- **AIM OF THE EXERCISE**
Report only how many lines hold the word "JSON".

- **ENTRIES SHOWN**
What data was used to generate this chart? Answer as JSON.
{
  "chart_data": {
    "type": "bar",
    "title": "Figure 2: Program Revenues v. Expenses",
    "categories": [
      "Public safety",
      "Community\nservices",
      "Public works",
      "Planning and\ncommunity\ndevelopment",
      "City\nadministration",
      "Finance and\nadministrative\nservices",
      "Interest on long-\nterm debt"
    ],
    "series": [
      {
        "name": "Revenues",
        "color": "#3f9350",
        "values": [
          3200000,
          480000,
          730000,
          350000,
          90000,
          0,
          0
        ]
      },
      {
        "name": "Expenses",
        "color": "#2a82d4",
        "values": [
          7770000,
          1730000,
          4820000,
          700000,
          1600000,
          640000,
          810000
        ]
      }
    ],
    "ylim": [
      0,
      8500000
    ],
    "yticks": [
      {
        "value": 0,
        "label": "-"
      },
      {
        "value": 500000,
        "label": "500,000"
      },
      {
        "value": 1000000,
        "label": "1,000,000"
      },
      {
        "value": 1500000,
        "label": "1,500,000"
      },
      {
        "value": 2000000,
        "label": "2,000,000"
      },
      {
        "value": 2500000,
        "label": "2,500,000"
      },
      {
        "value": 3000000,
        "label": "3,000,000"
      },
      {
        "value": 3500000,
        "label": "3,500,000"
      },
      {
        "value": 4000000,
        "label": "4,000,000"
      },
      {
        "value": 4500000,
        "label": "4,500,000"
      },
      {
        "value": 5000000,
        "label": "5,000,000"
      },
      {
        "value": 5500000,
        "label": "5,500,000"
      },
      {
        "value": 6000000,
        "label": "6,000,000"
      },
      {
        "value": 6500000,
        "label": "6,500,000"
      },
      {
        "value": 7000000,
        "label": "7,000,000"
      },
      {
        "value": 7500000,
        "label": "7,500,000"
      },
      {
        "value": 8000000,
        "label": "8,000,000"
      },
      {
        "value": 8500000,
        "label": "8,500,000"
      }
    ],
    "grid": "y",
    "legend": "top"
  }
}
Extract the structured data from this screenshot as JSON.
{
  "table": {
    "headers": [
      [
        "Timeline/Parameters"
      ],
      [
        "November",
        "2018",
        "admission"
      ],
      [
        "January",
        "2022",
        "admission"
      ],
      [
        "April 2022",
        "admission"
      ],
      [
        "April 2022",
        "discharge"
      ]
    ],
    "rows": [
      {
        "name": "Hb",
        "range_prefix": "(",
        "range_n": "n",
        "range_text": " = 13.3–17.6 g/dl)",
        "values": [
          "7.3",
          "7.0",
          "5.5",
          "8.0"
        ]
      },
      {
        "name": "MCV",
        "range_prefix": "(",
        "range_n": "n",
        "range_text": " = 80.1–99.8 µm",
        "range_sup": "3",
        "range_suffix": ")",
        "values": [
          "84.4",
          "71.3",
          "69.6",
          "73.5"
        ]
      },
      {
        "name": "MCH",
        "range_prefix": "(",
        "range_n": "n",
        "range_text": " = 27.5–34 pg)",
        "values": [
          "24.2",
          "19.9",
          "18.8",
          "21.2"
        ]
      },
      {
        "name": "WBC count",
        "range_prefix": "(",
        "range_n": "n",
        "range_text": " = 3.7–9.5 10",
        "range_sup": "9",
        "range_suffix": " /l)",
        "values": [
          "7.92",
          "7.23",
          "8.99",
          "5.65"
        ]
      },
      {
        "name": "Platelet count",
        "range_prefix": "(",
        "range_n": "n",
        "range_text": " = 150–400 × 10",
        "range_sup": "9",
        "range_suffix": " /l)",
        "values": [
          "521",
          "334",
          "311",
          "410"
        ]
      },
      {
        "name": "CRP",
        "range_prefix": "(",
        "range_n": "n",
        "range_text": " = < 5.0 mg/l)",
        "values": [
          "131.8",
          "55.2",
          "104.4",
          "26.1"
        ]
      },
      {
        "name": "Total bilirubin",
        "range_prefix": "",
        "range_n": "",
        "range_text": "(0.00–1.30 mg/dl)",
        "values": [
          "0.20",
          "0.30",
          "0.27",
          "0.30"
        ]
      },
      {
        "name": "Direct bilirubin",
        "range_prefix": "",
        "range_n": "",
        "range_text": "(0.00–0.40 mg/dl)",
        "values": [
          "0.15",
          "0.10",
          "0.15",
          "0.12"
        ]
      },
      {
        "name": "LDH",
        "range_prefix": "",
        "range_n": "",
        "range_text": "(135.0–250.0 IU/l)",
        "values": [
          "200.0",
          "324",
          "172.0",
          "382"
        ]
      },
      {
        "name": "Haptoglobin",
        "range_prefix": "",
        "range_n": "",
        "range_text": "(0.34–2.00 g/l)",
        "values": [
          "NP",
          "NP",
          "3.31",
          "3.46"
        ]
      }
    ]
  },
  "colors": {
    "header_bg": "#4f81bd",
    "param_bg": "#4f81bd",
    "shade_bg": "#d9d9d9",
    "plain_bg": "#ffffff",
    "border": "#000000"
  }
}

- **RESULT FOR THIS TASK**
2